**JOB:** Copy the material word for word, from its first line through the line that contains "volume-muted-icon[interactable] — [2044, 1231, 2076, 1261]", and include both of those lines.
>> Start DATASET RECORDS
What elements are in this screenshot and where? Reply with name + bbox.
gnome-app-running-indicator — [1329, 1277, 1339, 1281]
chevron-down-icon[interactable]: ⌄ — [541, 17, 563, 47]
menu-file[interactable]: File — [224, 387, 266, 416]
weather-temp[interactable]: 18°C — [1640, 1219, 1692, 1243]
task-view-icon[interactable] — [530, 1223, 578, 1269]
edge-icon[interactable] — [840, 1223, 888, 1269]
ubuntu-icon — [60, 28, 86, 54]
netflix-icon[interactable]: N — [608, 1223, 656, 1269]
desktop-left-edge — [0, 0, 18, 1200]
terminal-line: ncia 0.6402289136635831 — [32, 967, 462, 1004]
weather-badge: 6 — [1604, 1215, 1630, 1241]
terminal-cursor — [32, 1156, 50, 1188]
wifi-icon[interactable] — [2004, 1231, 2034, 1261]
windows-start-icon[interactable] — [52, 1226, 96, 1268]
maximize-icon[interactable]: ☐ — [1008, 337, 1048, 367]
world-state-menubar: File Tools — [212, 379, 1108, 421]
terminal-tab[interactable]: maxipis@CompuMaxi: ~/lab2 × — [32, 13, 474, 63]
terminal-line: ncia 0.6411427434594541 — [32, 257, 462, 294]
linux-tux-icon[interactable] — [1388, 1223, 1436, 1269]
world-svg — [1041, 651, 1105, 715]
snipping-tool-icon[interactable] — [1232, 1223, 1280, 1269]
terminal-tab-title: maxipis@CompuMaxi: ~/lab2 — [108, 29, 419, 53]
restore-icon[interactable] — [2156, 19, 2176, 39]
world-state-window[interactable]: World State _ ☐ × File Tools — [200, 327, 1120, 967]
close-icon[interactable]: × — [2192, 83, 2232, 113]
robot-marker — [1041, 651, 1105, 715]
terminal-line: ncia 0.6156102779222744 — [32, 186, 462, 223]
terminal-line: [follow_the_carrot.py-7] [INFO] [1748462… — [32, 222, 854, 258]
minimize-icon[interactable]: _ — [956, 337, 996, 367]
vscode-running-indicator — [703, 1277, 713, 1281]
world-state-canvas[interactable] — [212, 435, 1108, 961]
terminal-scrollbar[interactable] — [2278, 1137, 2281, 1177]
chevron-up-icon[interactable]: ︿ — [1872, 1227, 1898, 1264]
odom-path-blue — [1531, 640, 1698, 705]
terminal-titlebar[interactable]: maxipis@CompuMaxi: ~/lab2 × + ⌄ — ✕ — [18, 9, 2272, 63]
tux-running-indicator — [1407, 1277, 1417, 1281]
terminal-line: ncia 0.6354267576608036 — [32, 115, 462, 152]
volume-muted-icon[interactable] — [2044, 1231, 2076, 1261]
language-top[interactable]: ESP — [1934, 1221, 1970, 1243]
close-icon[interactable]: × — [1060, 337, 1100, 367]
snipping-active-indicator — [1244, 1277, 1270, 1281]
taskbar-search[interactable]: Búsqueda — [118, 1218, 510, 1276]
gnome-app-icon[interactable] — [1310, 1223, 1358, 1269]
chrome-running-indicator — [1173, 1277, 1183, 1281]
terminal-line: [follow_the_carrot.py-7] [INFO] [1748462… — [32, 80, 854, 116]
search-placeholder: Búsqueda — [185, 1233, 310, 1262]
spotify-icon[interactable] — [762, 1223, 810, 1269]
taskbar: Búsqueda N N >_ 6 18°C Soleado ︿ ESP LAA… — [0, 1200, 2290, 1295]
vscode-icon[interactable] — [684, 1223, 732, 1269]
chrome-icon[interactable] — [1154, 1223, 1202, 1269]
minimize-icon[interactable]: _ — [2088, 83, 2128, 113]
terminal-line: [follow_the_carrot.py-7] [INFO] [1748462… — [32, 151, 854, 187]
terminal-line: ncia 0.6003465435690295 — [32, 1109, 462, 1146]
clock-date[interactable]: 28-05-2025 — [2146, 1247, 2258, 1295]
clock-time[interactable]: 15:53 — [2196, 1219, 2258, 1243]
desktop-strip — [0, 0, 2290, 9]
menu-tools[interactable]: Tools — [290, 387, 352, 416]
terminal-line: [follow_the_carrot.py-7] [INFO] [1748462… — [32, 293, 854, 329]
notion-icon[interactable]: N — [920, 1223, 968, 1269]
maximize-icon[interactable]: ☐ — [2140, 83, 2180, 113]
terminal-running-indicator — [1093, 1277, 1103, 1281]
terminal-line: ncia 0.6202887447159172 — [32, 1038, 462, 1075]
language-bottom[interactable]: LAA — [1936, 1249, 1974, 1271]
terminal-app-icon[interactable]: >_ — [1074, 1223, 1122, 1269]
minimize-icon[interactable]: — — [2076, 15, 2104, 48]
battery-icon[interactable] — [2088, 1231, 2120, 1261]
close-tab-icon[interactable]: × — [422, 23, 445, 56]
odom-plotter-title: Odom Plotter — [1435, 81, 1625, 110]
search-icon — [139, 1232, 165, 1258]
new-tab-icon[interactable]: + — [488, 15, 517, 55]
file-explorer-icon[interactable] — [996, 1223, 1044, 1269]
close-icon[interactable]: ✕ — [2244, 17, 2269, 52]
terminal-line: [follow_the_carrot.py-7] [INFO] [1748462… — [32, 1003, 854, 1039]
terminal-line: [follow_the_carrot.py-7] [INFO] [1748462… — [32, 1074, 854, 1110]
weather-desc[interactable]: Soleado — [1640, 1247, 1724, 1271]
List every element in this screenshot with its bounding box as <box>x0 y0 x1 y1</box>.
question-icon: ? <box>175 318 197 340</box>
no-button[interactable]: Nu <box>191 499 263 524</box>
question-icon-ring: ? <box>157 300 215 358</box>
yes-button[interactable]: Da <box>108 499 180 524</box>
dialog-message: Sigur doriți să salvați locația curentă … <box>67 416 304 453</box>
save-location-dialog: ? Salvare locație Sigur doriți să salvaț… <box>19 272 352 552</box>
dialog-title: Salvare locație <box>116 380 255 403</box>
>> End DATASET RECORDS
**REPLY TO THE EXERCISE:**
What elements are in this screenshot and where? Reply with name + bbox.
gnome-app-running-indicator — [1329, 1277, 1339, 1281]
chevron-down-icon[interactable]: ⌄ — [541, 17, 563, 47]
menu-file[interactable]: File — [224, 387, 266, 416]
weather-temp[interactable]: 18°C — [1640, 1219, 1692, 1243]
task-view-icon[interactable] — [530, 1223, 578, 1269]
edge-icon[interactable] — [840, 1223, 888, 1269]
ubuntu-icon — [60, 28, 86, 54]
netflix-icon[interactable]: N — [608, 1223, 656, 1269]
desktop-left-edge — [0, 0, 18, 1200]
terminal-line: ncia 0.6402289136635831 — [32, 967, 462, 1004]
weather-badge: 6 — [1604, 1215, 1630, 1241]
terminal-cursor — [32, 1156, 50, 1188]
wifi-icon[interactable] — [2004, 1231, 2034, 1261]
windows-start-icon[interactable] — [52, 1226, 96, 1268]
maximize-icon[interactable]: ☐ — [1008, 337, 1048, 367]
world-state-menubar: File Tools — [212, 379, 1108, 421]
terminal-tab[interactable]: maxipis@CompuMaxi: ~/lab2 × — [32, 13, 474, 63]
terminal-line: ncia 0.6411427434594541 — [32, 257, 462, 294]
linux-tux-icon[interactable] — [1388, 1223, 1436, 1269]
world-svg — [1041, 651, 1105, 715]
snipping-tool-icon[interactable] — [1232, 1223, 1280, 1269]
terminal-tab-title: maxipis@CompuMaxi: ~/lab2 — [108, 29, 419, 53]
restore-icon[interactable] — [2156, 19, 2176, 39]
world-state-window[interactable]: World State _ ☐ × File Tools — [200, 327, 1120, 967]
close-icon[interactable]: × — [2192, 83, 2232, 113]
robot-marker — [1041, 651, 1105, 715]
terminal-line: ncia 0.6156102779222744 — [32, 186, 462, 223]
terminal-line: [follow_the_carrot.py-7] [INFO] [1748462… — [32, 222, 854, 258]
minimize-icon[interactable]: _ — [956, 337, 996, 367]
vscode-running-indicator — [703, 1277, 713, 1281]
world-state-canvas[interactable] — [212, 435, 1108, 961]
terminal-scrollbar[interactable] — [2278, 1137, 2281, 1177]
chevron-up-icon[interactable]: ︿ — [1872, 1227, 1898, 1264]
odom-path-blue — [1531, 640, 1698, 705]
terminal-titlebar[interactable]: maxipis@CompuMaxi: ~/lab2 × + ⌄ — ✕ — [18, 9, 2272, 63]
tux-running-indicator — [1407, 1277, 1417, 1281]
terminal-line: ncia 0.6354267576608036 — [32, 115, 462, 152]
volume-muted-icon[interactable] — [2044, 1231, 2076, 1261]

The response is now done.